-- Stored rows --
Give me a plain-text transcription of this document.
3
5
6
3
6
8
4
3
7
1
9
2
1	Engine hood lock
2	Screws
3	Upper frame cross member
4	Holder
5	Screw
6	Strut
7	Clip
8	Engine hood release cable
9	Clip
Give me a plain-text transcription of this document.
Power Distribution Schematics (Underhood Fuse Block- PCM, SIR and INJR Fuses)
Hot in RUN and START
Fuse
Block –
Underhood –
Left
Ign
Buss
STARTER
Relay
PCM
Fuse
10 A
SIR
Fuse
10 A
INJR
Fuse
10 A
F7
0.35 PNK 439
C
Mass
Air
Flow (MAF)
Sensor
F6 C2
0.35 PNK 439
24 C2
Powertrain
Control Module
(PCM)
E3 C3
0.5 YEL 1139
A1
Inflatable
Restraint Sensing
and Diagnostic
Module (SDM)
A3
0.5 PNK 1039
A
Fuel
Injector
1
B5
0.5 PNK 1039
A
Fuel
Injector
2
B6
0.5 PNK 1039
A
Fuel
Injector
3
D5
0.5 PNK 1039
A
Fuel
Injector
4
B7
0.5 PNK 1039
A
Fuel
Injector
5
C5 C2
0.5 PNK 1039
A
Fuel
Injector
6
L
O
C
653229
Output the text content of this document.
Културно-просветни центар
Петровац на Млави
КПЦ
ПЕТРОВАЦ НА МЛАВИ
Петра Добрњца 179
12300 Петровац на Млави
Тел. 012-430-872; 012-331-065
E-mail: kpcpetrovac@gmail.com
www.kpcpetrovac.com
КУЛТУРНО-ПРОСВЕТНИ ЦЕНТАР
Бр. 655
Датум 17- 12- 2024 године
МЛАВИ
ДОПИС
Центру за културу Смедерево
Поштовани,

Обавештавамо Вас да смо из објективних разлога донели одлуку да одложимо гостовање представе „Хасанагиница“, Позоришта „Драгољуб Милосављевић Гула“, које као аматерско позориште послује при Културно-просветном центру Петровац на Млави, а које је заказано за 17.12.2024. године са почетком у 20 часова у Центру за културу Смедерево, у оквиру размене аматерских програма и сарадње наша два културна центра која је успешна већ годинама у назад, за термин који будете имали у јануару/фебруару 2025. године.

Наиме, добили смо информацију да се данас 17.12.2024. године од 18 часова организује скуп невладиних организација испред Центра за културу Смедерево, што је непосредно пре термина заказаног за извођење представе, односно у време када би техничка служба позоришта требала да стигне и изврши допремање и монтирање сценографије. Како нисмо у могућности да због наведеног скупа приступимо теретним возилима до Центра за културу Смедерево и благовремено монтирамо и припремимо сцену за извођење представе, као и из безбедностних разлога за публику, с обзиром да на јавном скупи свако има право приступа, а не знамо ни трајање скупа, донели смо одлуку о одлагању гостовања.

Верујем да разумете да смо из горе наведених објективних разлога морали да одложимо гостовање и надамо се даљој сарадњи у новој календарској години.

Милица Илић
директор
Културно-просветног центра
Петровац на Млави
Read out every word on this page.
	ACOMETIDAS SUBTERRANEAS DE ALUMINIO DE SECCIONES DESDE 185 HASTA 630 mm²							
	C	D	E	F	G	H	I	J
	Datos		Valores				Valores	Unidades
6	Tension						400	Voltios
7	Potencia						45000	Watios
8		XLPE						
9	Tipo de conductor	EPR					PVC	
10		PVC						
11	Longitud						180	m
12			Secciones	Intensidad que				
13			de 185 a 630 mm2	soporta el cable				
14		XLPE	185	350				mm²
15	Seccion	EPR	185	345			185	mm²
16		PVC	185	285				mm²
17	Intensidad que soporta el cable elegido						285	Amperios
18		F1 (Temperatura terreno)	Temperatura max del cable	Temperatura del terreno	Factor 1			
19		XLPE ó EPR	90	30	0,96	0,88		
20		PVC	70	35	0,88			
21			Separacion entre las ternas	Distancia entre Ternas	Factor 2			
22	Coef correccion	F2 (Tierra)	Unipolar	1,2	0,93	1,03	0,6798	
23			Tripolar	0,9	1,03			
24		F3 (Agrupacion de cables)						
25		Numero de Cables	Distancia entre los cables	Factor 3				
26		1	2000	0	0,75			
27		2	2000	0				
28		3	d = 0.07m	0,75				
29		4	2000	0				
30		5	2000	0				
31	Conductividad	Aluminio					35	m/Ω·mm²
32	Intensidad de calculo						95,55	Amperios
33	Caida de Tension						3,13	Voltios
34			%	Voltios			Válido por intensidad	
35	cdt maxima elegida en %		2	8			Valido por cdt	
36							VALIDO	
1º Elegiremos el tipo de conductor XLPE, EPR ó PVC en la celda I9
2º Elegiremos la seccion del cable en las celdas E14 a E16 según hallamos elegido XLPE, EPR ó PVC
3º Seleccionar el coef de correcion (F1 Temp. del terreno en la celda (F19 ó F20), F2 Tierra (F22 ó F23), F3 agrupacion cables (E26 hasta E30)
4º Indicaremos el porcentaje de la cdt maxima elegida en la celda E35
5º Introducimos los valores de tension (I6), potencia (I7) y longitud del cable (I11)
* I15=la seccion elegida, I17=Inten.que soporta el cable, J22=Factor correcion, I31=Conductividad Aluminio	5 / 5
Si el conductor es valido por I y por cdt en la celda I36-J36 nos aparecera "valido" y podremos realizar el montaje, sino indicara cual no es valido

-- The task --
Without leaving anything out, give the entries again exactly.

-- Exercise solution --
Give me a plain-text transcription of this document.
3
5
6
3
6
8
4
3
7
1
9
2
1	Engine hood lock
2	Screws
3	Upper frame cross member
4	Holder
5	Screw
6	Strut
7	Clip
8	Engine hood release cable
9	Clip
Give me a plain-text transcription of this document.
Power Distribution Schematics (Underhood Fuse Block- PCM, SIR and INJR Fuses)
Hot in RUN and START
Fuse
Block –
Underhood –
Left
Ign
Buss
STARTER
Relay
PCM
Fuse
10 A
SIR
Fuse
10 A
INJR
Fuse
10 A
F7
0.35 PNK 439
C
Mass
Air
Flow (MAF)
Sensor
F6 C2
0.35 PNK 439
24 C2
Powertrain
Control Module
(PCM)
E3 C3
0.5 YEL 1139
A1
Inflatable
Restraint Sensing
and Diagnostic
Module (SDM)
A3
0.5 PNK 1039
A
Fuel
Injector
1
B5
0.5 PNK 1039
A
Fuel
Injector
2
B6
0.5 PNK 1039
A
Fuel
Injector
3
D5
0.5 PNK 1039
A
Fuel
Injector
4
B7
0.5 PNK 1039
A
Fuel
Injector
5
C5 C2
0.5 PNK 1039
A
Fuel
Injector
6
L
O
C
653229
Output the text content of this document.
Културно-просветни центар
Петровац на Млави
КПЦ
ПЕТРОВАЦ НА МЛАВИ
Петра Добрњца 179
12300 Петровац на Млави
Тел. 012-430-872; 012-331-065
E-mail: kpcpetrovac@gmail.com
www.kpcpetrovac.com
КУЛТУРНО-ПРОСВЕТНИ ЦЕНТАР
Бр. 655
Датум 17- 12- 2024 године
МЛАВИ
ДОПИС
Центру за културу Смедерево
Поштовани,

Обавештавамо Вас да смо из објективних разлога донели одлуку да одложимо гостовање представе „Хасанагиница“, Позоришта „Драгољуб Милосављевић Гула“, које као аматерско позориште послује при Културно-просветном центру Петровац на Млави, а које је заказано за 17.12.2024. године са почетком у 20 часова у Центру за културу Смедерево, у оквиру размене аматерских програма и сарадње наша два културна центра која је успешна већ годинама у назад, за термин који будете имали у јануару/фебруару 2025. године.

Наиме, добили смо информацију да се данас 17.12.2024. године од 18 часова организује скуп невладиних организација испред Центра за културу Смедерево, што је непосредно пре термина заказаног за извођење представе, односно у време када би техничка служба позоришта требала да стигне и изврши допремање и монтирање сценографије. Како нисмо у могућности да због наведеног скупа приступимо теретним возилима до Центра за културу Смедерево и благовремено монтирамо и припремимо сцену за извођење представе, као и из безбедностних разлога за публику, с обзиром да на јавном скупи свако има право приступа, а не знамо ни трајање скупа, донели смо одлуку о одлагању гостовања.

Верујем да разумете да смо из горе наведених објективних разлога морали да одложимо гостовање и надамо се даљој сарадњи у новој календарској години.

Милица Илић
директор
Културно-просветног центра
Петровац на Млави
Read out every word on this page.
	ACOMETIDAS SUBTERRANEAS DE ALUMINIO DE SECCIONES DESDE 185 HASTA 630 mm²							
	C	D	E	F	G	H	I	J
	Datos		Valores				Valores	Unidades
6	Tension						400	Voltios
7	Potencia						45000	Watios
8		XLPE						
9	Tipo de conductor	EPR					PVC	
10		PVC						
11	Longitud						180	m
12			Secciones	Intensidad que				
13			de 185 a 630 mm2	soporta el cable				
14		XLPE	185	350				mm²
15	Seccion	EPR	185	345			185	mm²
16		PVC	185	285				mm²
17	Intensidad que soporta el cable elegido						285	Amperios
18		F1 (Temperatura terreno)	Temperatura max del cable	Temperatura del terreno	Factor 1			
19		XLPE ó EPR	90	30	0,96	0,88		
20		PVC	70	35	0,88			
21			Separacion entre las ternas	Distancia entre Ternas	Factor 2			
22	Coef correccion	F2 (Tierra)	Unipolar	1,2	0,93	1,03	0,6798	
23			Tripolar	0,9	1,03			
24		F3 (Agrupacion de cables)						
25		Numero de Cables	Distancia entre los cables	Factor 3				
26		1	2000	0	0,75			
27		2	2000	0				
28		3	d = 0.07m	0,75				
29		4	2000	0				
30		5	2000	0				
31	Conductividad	Aluminio					35	m/Ω·mm²
32	Intensidad de calculo						95,55	Amperios
33	Caida de Tension						3,13	Voltios
34			%	Voltios			Válido por intensidad	
35	cdt maxima elegida en %		2	8			Valido por cdt	
36							VALIDO	
1º Elegiremos el tipo de conductor XLPE, EPR ó PVC en la celda I9
2º Elegiremos la seccion del cable en las celdas E14 a E16 según hallamos elegido XLPE, EPR ó PVC
3º Seleccionar el coef de correcion (F1 Temp. del terreno en la celda (F19 ó F20), F2 Tierra (F22 ó F23), F3 agrupacion cables (E26 hasta E30)
4º Indicaremos el porcentaje de la cdt maxima elegida en la celda E35
5º Introducimos los valores de tension (I6), potencia (I7) y longitud del cable (I11)
* I15=la seccion elegida, I17=Inten.que soporta el cable, J22=Factor correcion, I31=Conductividad Aluminio	5 / 5
Si el conductor es valido por I y por cdt en la celda I36-J36 nos aparecera "valido" y podremos realizar el montaje, sino indicara cual no es valido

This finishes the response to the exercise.